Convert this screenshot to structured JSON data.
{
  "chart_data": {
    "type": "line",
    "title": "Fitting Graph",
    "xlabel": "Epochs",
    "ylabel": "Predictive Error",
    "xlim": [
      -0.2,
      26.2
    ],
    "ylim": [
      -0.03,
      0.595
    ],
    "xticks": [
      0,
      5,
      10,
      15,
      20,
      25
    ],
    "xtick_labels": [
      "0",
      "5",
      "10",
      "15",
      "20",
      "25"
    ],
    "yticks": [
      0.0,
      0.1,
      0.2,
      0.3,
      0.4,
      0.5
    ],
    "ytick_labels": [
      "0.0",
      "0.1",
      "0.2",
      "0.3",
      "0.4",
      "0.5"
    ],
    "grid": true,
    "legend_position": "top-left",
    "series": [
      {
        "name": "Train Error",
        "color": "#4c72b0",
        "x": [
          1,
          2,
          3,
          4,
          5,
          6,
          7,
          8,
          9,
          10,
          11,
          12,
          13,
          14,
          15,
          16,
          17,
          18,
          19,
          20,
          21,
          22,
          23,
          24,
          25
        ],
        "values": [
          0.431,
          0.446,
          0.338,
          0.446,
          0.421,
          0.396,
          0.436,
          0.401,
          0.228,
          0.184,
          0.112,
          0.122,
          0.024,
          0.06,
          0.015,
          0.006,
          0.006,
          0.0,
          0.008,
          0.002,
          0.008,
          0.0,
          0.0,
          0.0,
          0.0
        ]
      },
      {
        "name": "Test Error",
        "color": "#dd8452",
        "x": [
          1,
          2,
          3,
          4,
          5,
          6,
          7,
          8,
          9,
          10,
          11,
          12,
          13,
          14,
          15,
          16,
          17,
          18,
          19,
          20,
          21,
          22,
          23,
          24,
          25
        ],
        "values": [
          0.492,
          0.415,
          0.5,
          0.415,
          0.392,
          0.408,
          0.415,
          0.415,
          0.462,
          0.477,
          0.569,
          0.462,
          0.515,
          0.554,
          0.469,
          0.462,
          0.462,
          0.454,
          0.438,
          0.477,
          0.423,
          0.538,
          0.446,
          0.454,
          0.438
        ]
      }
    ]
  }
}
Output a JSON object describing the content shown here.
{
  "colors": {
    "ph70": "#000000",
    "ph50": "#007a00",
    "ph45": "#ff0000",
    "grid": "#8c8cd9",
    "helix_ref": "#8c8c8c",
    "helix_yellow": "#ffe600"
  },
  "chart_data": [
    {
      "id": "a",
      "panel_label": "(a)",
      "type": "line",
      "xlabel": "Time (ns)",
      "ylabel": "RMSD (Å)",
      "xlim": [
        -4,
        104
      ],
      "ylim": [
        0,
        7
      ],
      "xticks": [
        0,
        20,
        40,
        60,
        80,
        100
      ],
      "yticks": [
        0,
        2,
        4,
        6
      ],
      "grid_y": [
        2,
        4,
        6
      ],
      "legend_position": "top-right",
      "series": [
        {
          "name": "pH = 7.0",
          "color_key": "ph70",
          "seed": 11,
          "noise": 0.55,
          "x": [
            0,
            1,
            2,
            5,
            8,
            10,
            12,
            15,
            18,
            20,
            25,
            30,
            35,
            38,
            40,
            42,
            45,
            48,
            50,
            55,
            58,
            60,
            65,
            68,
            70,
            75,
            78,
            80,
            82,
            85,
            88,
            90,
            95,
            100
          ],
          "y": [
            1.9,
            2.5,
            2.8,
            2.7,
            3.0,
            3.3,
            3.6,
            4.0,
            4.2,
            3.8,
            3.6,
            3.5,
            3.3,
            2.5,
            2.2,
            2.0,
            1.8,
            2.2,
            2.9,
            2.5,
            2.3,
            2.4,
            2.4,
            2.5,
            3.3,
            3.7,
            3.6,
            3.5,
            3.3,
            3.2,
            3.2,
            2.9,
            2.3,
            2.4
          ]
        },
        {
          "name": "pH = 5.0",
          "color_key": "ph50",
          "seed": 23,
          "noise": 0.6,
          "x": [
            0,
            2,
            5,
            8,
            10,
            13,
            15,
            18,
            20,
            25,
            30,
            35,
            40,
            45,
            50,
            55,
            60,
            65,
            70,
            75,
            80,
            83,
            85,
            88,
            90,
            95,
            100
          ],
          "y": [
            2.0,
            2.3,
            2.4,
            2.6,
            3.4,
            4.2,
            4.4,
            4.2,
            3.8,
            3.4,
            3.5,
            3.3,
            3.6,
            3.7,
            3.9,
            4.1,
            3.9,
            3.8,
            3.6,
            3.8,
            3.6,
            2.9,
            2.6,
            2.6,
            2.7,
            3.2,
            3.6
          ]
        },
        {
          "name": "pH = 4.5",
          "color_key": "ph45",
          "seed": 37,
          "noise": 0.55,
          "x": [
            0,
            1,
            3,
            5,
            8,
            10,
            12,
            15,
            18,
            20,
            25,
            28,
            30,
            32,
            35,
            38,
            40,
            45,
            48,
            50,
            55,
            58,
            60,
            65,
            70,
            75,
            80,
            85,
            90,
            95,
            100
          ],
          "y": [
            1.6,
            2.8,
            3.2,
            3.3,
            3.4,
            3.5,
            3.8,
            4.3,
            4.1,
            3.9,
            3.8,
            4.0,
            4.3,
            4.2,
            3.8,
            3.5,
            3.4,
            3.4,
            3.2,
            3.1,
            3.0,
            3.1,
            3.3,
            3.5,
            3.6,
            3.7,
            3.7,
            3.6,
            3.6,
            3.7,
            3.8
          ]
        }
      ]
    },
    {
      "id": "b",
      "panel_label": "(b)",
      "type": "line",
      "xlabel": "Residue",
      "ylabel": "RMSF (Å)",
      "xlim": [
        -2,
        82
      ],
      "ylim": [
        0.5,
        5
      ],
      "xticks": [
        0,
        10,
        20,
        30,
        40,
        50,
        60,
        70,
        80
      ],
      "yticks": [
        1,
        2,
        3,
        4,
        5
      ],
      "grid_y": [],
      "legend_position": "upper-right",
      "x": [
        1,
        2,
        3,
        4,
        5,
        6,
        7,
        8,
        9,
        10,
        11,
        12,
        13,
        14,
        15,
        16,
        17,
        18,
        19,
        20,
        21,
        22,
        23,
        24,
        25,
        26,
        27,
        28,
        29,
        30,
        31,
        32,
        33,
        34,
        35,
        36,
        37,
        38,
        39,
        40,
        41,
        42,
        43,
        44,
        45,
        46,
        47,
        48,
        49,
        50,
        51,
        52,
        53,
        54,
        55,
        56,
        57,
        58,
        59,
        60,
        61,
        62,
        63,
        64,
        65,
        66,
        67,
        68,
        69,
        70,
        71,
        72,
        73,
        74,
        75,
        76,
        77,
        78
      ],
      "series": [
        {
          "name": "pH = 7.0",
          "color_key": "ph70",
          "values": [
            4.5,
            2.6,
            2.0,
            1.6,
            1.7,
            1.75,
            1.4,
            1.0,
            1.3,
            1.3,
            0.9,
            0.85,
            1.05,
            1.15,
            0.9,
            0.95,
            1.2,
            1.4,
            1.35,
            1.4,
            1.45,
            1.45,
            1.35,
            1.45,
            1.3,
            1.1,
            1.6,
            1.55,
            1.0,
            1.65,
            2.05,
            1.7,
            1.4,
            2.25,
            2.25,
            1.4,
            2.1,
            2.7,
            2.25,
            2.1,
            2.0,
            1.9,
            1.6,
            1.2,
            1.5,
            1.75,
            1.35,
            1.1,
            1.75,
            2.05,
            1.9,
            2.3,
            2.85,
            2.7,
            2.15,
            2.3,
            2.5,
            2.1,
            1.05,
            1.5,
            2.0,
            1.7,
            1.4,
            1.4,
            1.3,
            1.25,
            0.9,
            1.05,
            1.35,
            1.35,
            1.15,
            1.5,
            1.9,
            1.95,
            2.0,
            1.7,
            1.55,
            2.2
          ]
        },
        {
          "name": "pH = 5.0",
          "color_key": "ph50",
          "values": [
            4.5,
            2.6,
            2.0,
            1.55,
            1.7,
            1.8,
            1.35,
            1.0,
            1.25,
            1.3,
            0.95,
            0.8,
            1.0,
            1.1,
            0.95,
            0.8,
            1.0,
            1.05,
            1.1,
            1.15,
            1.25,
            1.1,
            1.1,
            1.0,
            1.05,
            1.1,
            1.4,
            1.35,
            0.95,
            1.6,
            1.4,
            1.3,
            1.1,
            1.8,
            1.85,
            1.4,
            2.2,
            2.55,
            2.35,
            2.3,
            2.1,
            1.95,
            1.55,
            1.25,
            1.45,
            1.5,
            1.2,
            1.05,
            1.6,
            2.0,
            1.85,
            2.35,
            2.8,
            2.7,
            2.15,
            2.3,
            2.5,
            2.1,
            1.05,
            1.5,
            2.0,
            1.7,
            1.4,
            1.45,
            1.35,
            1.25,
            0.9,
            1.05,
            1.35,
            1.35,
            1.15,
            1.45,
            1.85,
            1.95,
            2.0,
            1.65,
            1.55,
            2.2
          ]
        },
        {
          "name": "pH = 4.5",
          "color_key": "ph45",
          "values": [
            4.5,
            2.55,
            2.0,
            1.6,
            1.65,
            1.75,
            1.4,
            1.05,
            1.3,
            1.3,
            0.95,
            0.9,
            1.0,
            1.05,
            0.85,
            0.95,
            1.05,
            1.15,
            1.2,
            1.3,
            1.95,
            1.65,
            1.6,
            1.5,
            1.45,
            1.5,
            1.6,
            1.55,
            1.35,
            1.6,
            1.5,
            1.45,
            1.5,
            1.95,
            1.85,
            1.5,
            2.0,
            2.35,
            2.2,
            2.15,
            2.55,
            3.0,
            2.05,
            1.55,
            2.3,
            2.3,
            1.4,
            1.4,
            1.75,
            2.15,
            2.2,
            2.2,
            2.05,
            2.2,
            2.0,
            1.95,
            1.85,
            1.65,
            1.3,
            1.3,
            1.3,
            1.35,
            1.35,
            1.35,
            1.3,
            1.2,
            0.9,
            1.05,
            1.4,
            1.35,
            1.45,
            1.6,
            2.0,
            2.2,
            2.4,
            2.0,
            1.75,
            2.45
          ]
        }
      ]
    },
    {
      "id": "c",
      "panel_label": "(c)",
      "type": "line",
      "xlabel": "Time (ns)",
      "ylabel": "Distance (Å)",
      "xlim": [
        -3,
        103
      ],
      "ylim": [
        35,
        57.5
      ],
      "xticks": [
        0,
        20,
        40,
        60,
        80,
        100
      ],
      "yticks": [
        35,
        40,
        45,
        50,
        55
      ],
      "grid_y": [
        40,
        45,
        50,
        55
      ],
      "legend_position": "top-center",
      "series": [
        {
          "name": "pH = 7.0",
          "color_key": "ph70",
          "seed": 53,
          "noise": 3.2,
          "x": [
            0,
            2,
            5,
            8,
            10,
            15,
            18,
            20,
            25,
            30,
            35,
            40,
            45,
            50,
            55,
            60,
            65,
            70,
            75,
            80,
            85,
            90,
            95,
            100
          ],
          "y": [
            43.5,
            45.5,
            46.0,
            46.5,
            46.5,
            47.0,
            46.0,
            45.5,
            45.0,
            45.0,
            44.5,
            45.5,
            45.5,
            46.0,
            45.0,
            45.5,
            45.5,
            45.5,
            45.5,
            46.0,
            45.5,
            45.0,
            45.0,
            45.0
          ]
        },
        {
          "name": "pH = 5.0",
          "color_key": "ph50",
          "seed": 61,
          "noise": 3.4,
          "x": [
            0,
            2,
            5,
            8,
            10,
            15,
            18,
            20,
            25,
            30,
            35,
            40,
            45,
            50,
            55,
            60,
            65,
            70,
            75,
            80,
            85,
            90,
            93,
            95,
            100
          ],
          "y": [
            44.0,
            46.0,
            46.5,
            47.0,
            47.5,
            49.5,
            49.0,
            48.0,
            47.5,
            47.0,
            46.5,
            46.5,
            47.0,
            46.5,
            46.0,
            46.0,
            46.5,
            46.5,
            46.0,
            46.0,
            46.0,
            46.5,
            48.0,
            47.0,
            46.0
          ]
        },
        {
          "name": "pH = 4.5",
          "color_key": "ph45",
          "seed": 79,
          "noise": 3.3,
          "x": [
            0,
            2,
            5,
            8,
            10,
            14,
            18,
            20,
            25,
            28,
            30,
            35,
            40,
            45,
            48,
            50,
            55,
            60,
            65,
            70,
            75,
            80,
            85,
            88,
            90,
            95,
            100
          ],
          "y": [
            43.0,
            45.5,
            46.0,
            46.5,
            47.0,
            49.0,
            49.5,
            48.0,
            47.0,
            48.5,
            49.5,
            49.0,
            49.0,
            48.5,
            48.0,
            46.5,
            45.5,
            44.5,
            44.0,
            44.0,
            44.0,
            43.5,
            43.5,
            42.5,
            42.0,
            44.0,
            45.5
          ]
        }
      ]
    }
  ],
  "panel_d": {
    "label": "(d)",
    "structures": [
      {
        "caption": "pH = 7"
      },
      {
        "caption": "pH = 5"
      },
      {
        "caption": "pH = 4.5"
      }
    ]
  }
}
--*--
What you have to do:
Report how many lines of the records above contain the word "xlabel", and give only that number.

Exercise result:
4